(WHAT TO WORK ON) Reply with one number only, the count of lines holding the string "звукового".

(EXCERPTED DATA)
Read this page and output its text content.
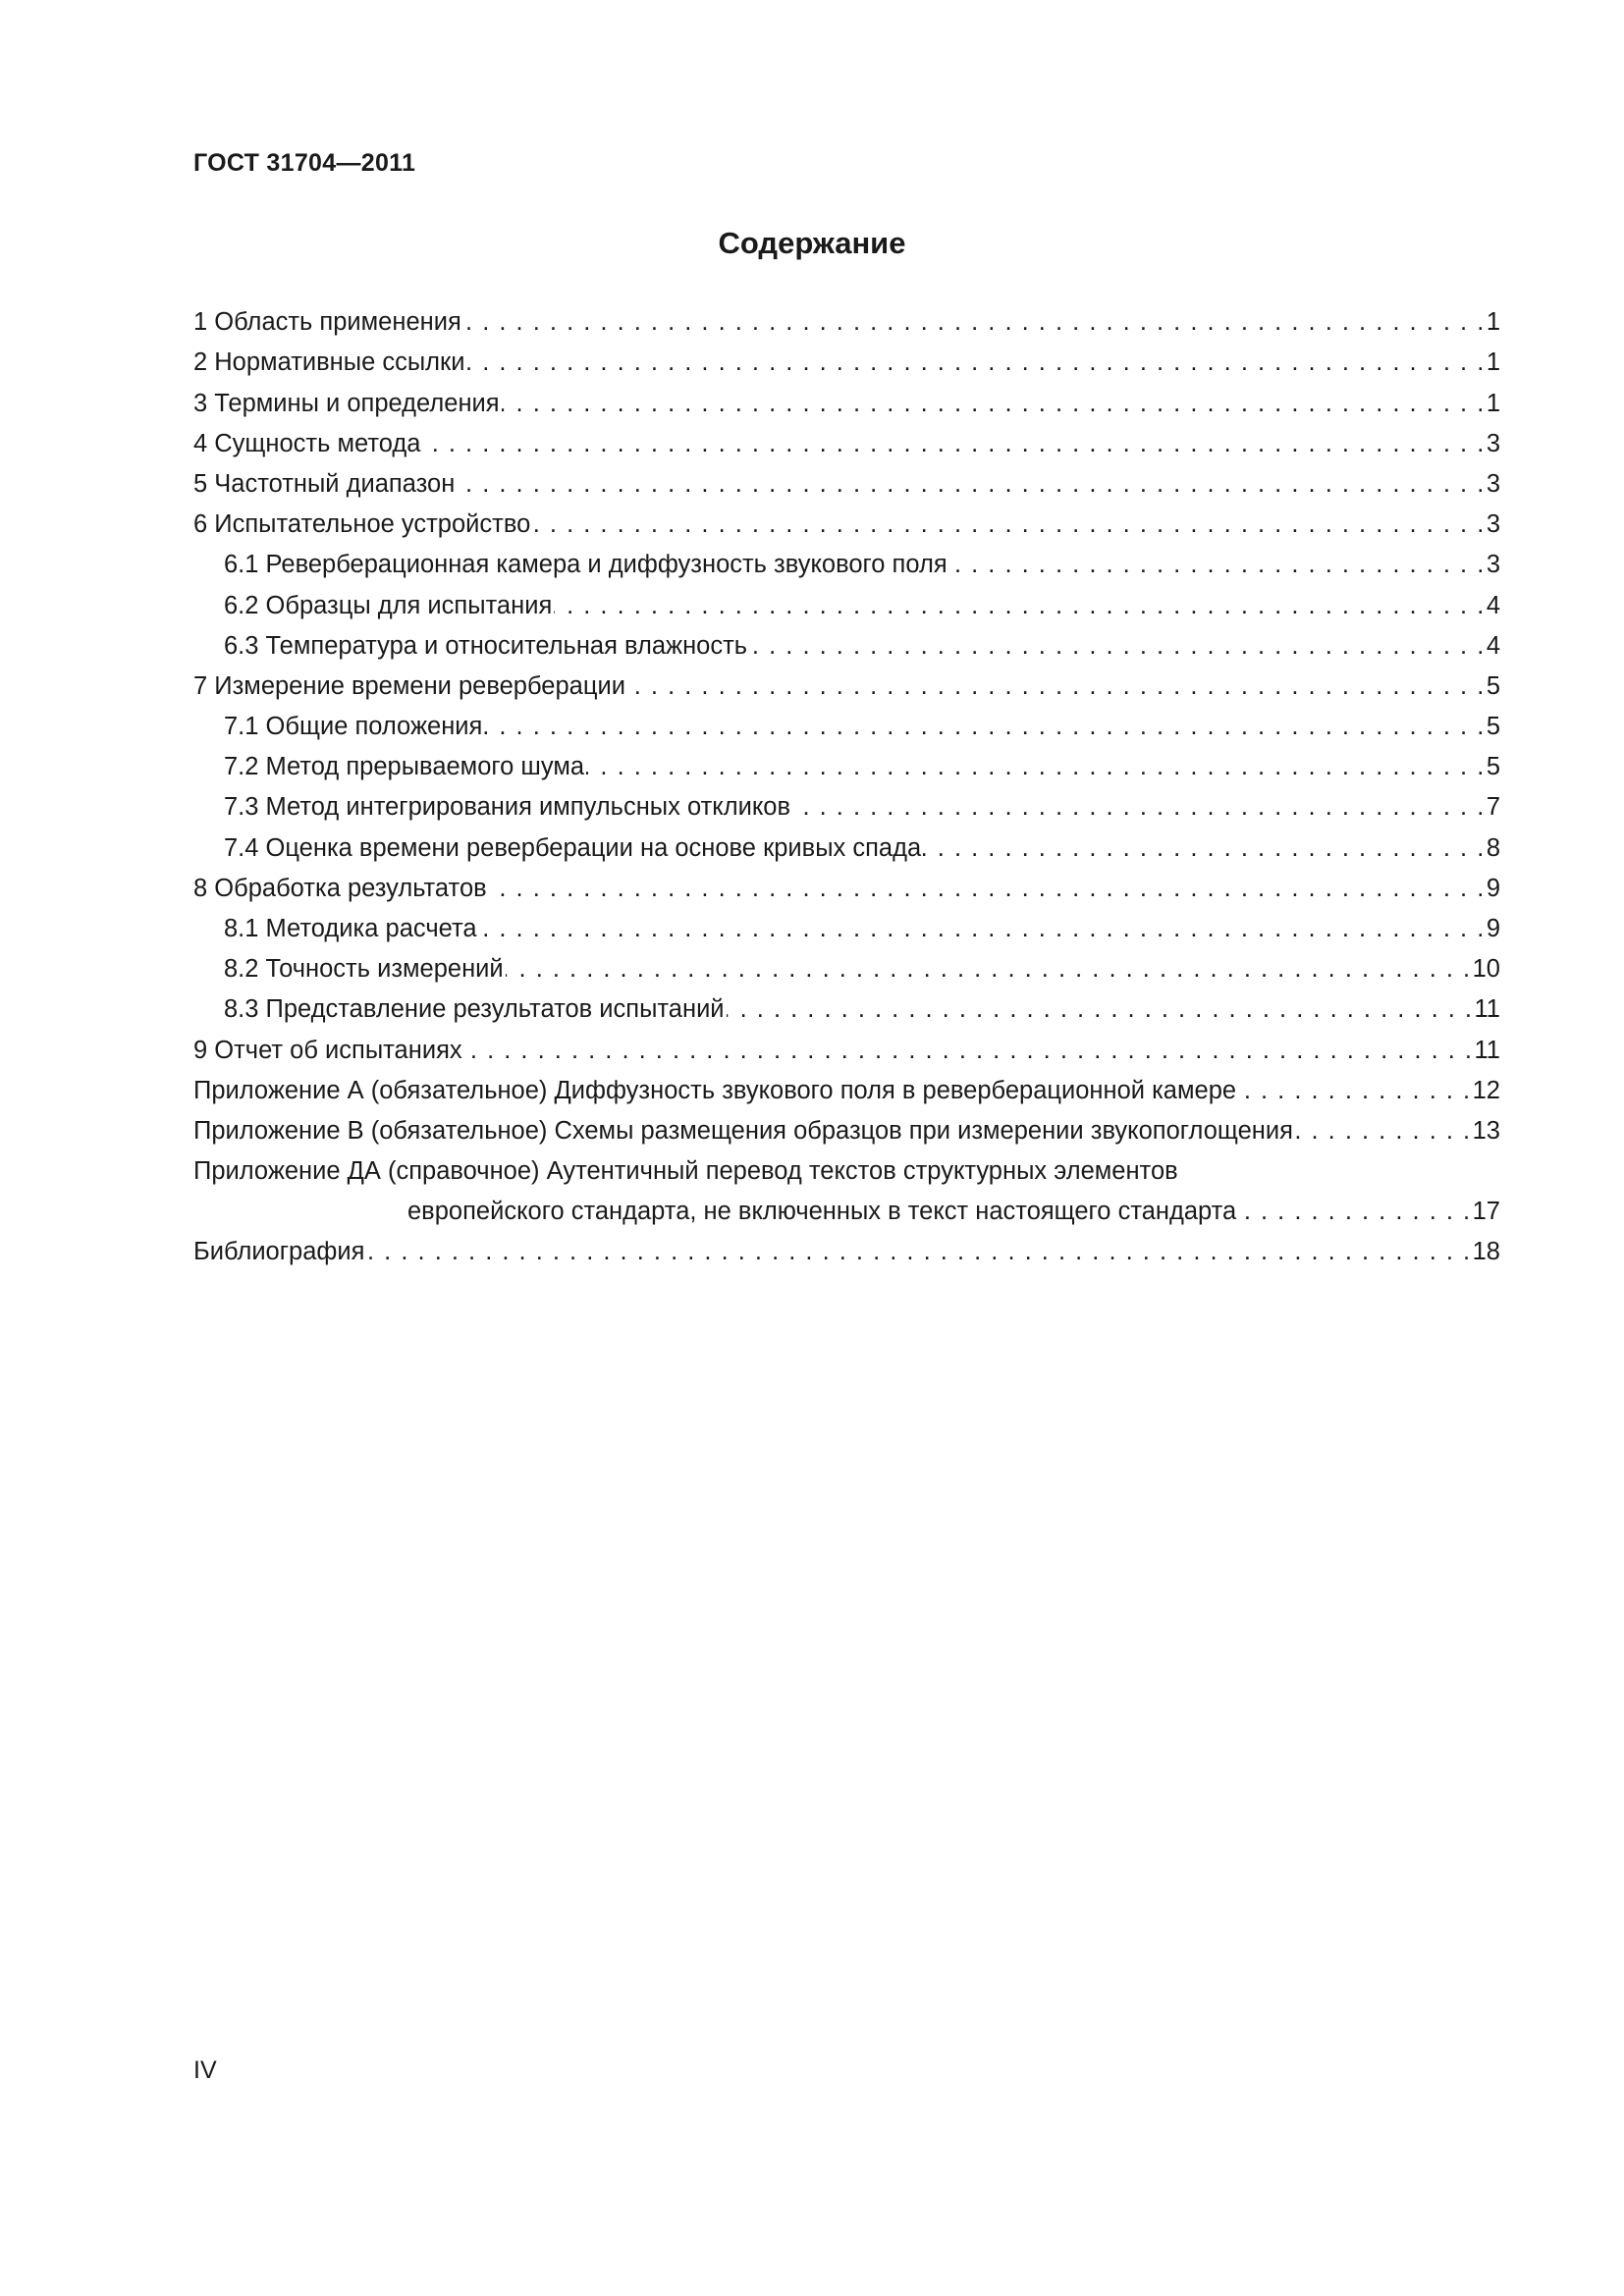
ГОСТ 31704—2011
Содержание
1 Область применения . . .	1
2 Нормативные ссылки . . .	1
3 Термины и определения . . .	1
4 Сущность метода . . .	3
5 Частотный диапазон . . .	3
6 Испытательное устройство . . .	3
6.1 Реверберационная камера и диффузность звукового поля . . .	3
6.2 Образцы для испытания . . .	4
6.3 Температура и относительная влажность . . .	4
7 Измерение времени реверберации . . .	5
7.1 Общие положения . . .	5
7.2 Метод прерываемого шума . . .	5
7.3 Метод интегрирования импульсных откликов . . .	7
7.4 Оценка времени реверберации на основе кривых спада . . .	8
8 Обработка результатов . . .	9
8.1 Методика расчета . . .	9
8.2 Точность измерений . . .	10
8.3 Представление результатов испытаний . . .	11
9 Отчет об испытаниях . . .	11
Приложение А (обязательное) Диффузность звукового поля в реверберационной камере . . .	12
Приложение В (обязательное) Схемы размещения образцов при измерении звукопоглощения . . .	13
Приложение ДА (справочное) Аутентичный перевод текстов структурных элементов
европейского стандарта, не включенных в текст настоящего стандарта . . .	17
Библиография . . .	18
IV
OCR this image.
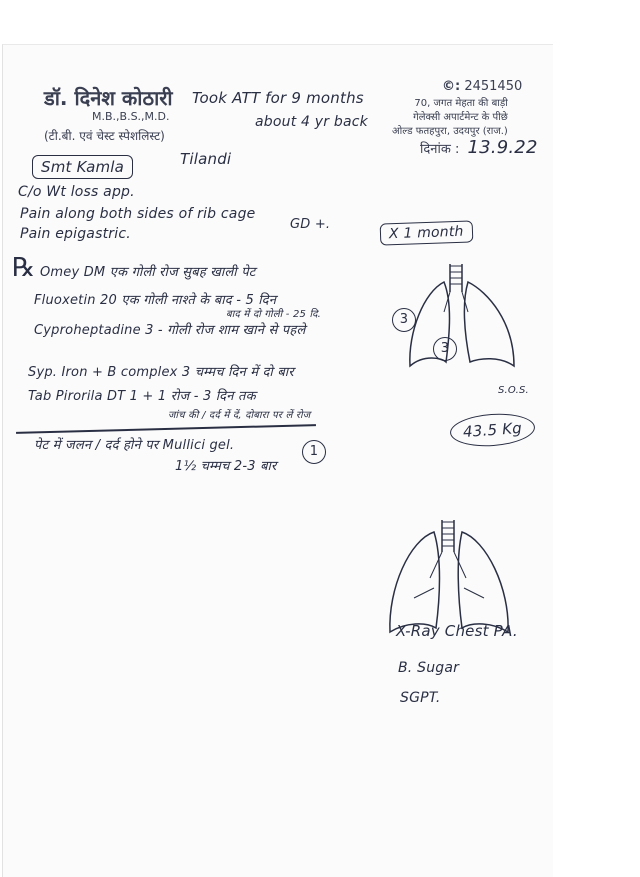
डॉ. दिनेश कोठारी
M.B.,B.S.,M.D.
(टी.बी. एवं चेस्ट स्पेशलिस्ट)
©: 2451450
70, जगत मेहता की बाड़ी
गेलेक्सी अपार्टमेन्ट के पीछे
ओल्ड फतहपुरा, उदयपुर (राज.)
दिनांक : 13.9.22
Took ATT for 9 months
about 4 yr back
Smt Kamla	Tilandi
C/o Wt loss app.
Pain along both sides of rib cage
Pain epigastric.
GD +.	X 1 month
℞ Omey DM एक गोली रोज सुबह खाली पेट
Fluoxetin 20 एक गोली नाश्ते के बाद - 5 दिन
बाद में दो गोली - 25 दि.
Cyproheptadine 3 - गोली रोज शाम खाने से पहले
3
Syp. Iron + B complex 3 चम्मच दिन में दो बार
3
Tab Pirorila DT 1 + 1 रोज - 3 दिन तक
जांच की / दर्द में दें, दोबारा पर लें रोज
S.O.S.
पेट में जलन / दर्द होने पर Mullici gel.
1½ चम्मच 2-3 बार
1
43.5 Kg
X-Ray Chest PA.
B. Sugar
SGPT.
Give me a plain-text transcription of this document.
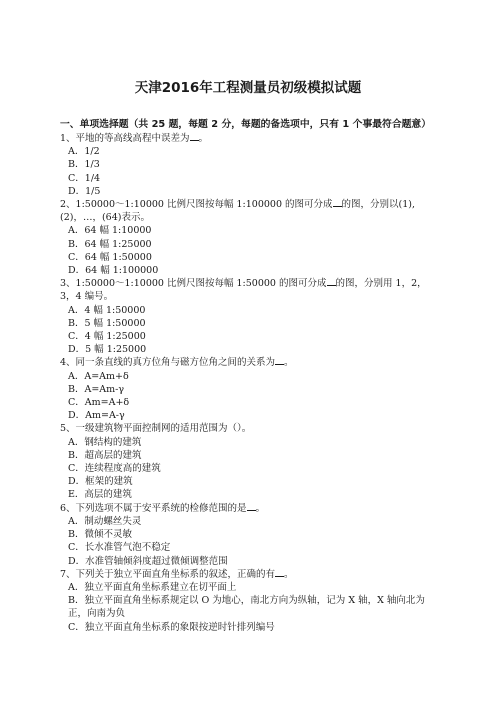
天津2016年工程测量员初级模拟试题
一、单项选择题（共 25 题，每题 2 分，每题的备选项中，只有 1 个事最符合题意）
1、平地的等高线高程中误差为 。
A．1/2
B．1/3
C．1/4
D．1/5
2、1:50000～1:10000 比例尺图按每幅 1:100000 的图可分成 的图，分别以(1),(2)，…，(64)表示。
A．64 幅 1:10000
B．64 幅 1:25000
C．64 幅 1:50000
D．64 幅 1:100000
3、1:50000～1:10000 比例尺图按每幅 1:50000 的图可分成 的图，分别用 1，2，3，4 编号。
A．4 幅 1:50000
B．5 幅 1:50000
C．4 幅 1:25000
D．5 幅 1:25000
4、同一条直线的真方位角与磁方位角之间的关系为 。
A．A=Am+δ
B．A=Am-γ
C．Am=A+δ
D．Am=A-γ
5、一级建筑物平面控制网的适用范围为（）。
A．钢结构的建筑
B．超高层的建筑
C．连续程度高的建筑
D．框架的建筑
E．高层的建筑
6、下列选项不属于安平系统的检修范围的是 。
A．制动螺丝失灵
B．微倾不灵敏
C．长水准管气泡不稳定
D．水准管轴倾斜度超过微倾调整范围
7、下列关于独立平面直角坐标系的叙述，正确的有 。
A．独立平面直角坐标系建立在切平面上
B．独立平面直角坐标系规定以 O 为地心，南北方向为纵轴，记为 X 轴，X 轴向北为正，向南为负
C．独立平面直角坐标系的象限按逆时针排列编号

(EXPECTED ANSWER) 2